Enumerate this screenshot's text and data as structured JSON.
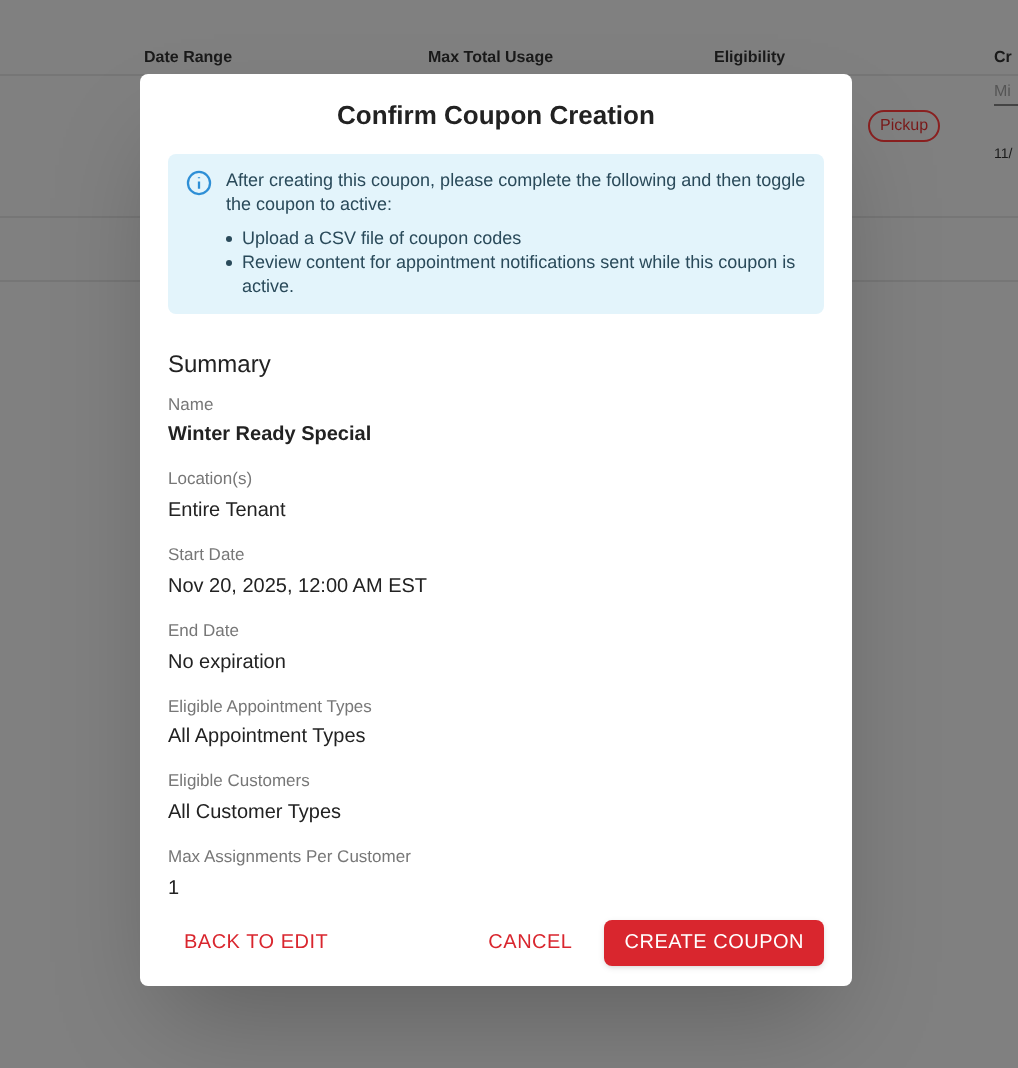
{
  "background": {
    "columns": [
      "Date Range",
      "Max Total Usage",
      "Eligibility",
      "Cr"
    ],
    "filter_field": {
      "placeholder": "Mi"
    },
    "row": {
      "tag": "Pickup",
      "date": "11/"
    }
  },
  "dialog": {
    "title": "Confirm Coupon Creation",
    "notice": {
      "text": "After creating this coupon, please complete the following and then toggle the coupon to active:",
      "items": [
        "Upload a CSV file of coupon codes",
        "Review content for appointment notifications sent while this coupon is active."
      ]
    },
    "summary_title": "Summary",
    "fields": [
      {
        "label": "Name",
        "value": "Winter Ready Special",
        "emphasis": true
      },
      {
        "label": "Location(s)",
        "value": "Entire Tenant",
        "emphasis": false
      },
      {
        "label": "Start Date",
        "value": "Nov 20, 2025, 12:00 AM EST",
        "emphasis": false
      },
      {
        "label": "End Date",
        "value": "No expiration",
        "emphasis": false
      },
      {
        "label": "Eligible Appointment Types",
        "value": "All Appointment Types",
        "emphasis": false
      },
      {
        "label": "Eligible Customers",
        "value": "All Customer Types",
        "emphasis": false
      },
      {
        "label": "Max Assignments Per Customer",
        "value": "1",
        "emphasis": false
      }
    ],
    "buttons": [
      {
        "label": "BACK TO EDIT",
        "kind": "text"
      },
      {
        "label": "CANCEL",
        "kind": "text"
      },
      {
        "label": "CREATE COUPON",
        "kind": "primary"
      }
    ]
  }
}
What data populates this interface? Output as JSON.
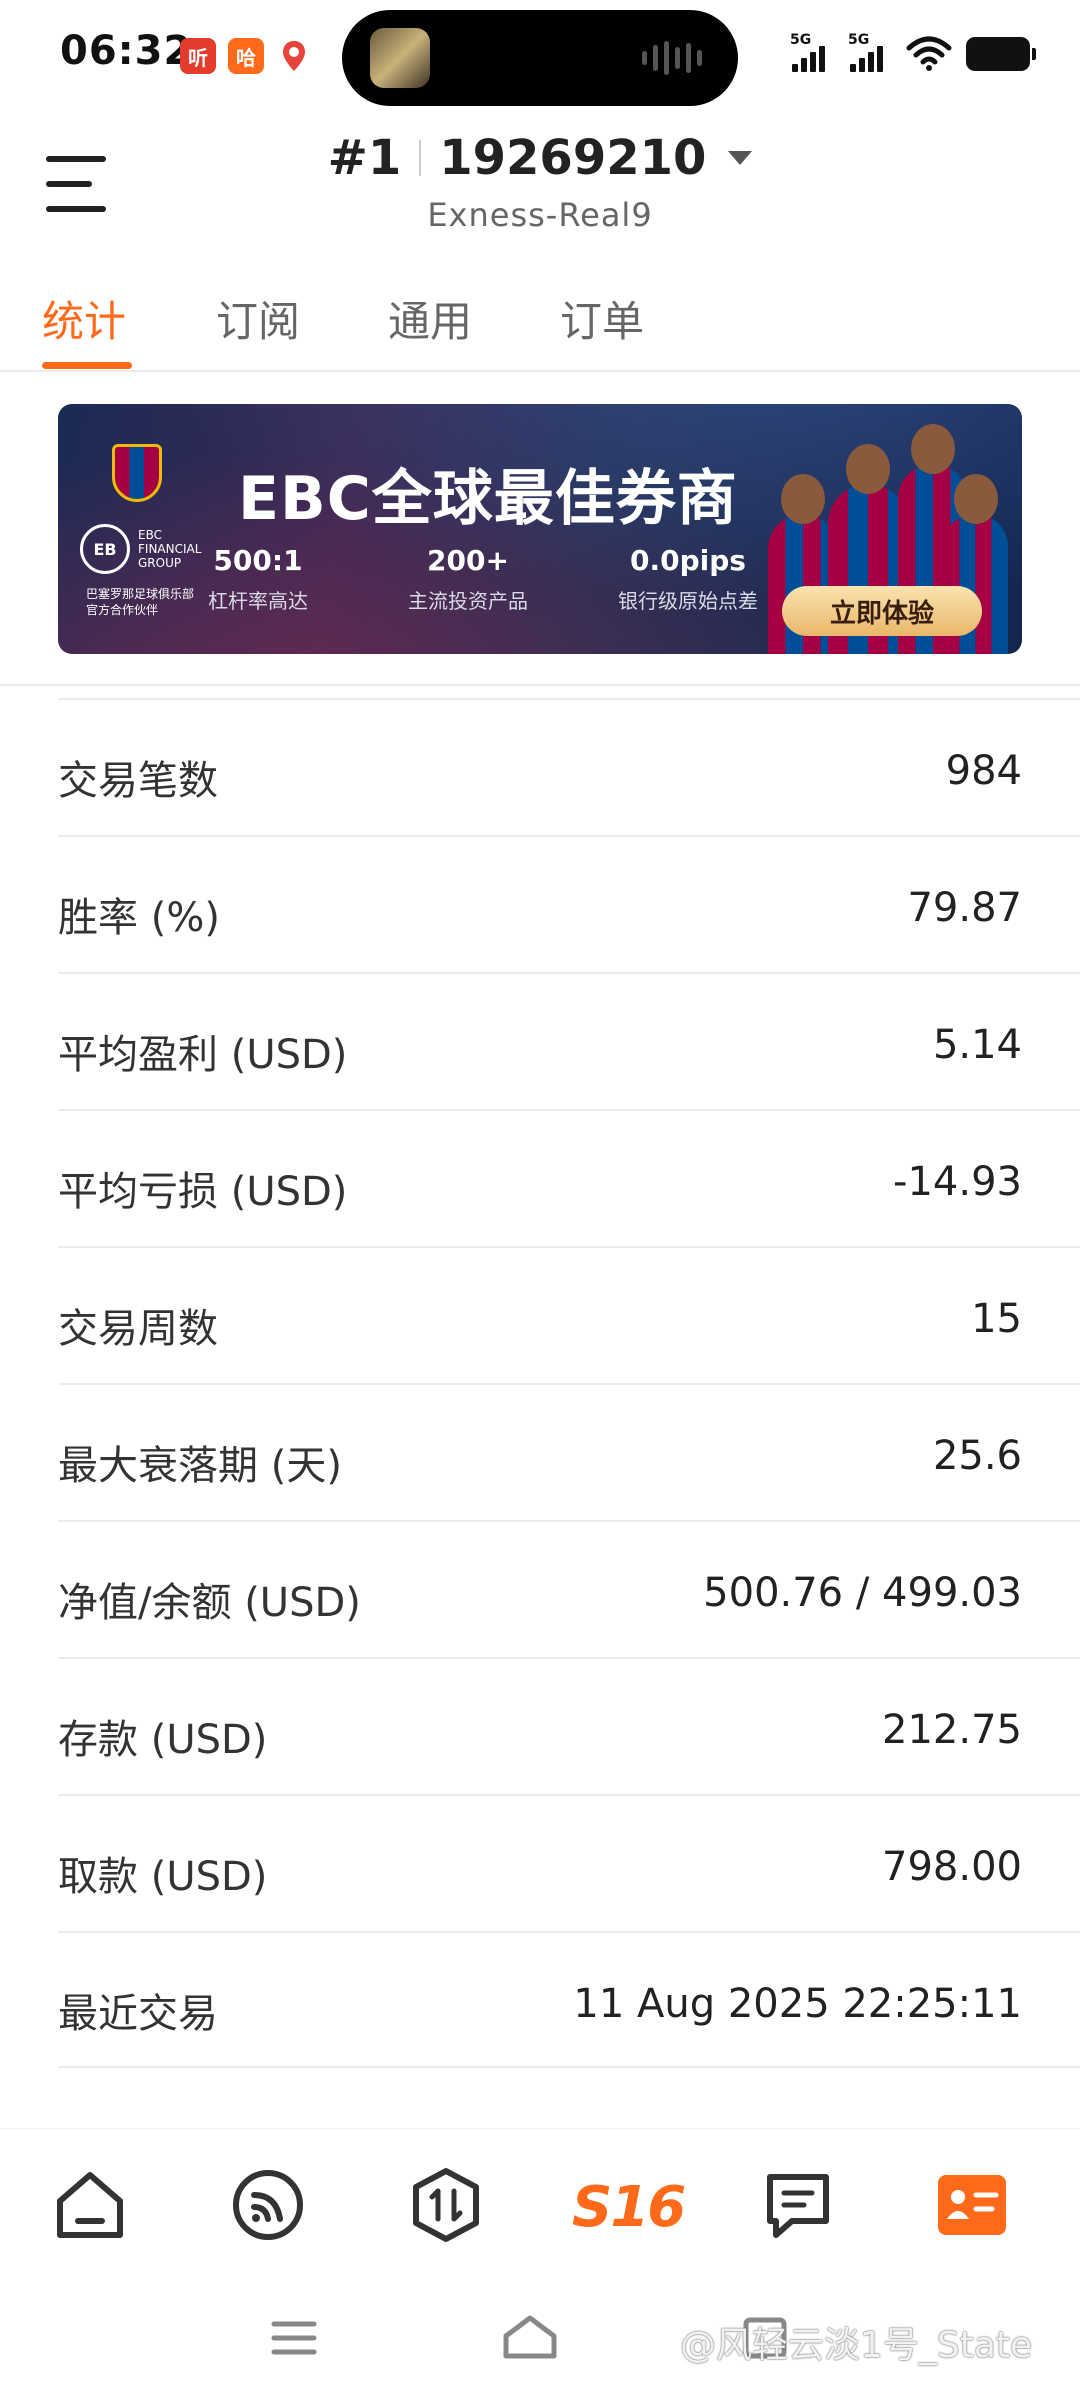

• **Task details**
Scan the listing above. Gather each line that contains the word "JSON".

• **Final answer**
Enumerate this screenshot's text and data as structured JSON.
What data populates this interface? Output as JSON.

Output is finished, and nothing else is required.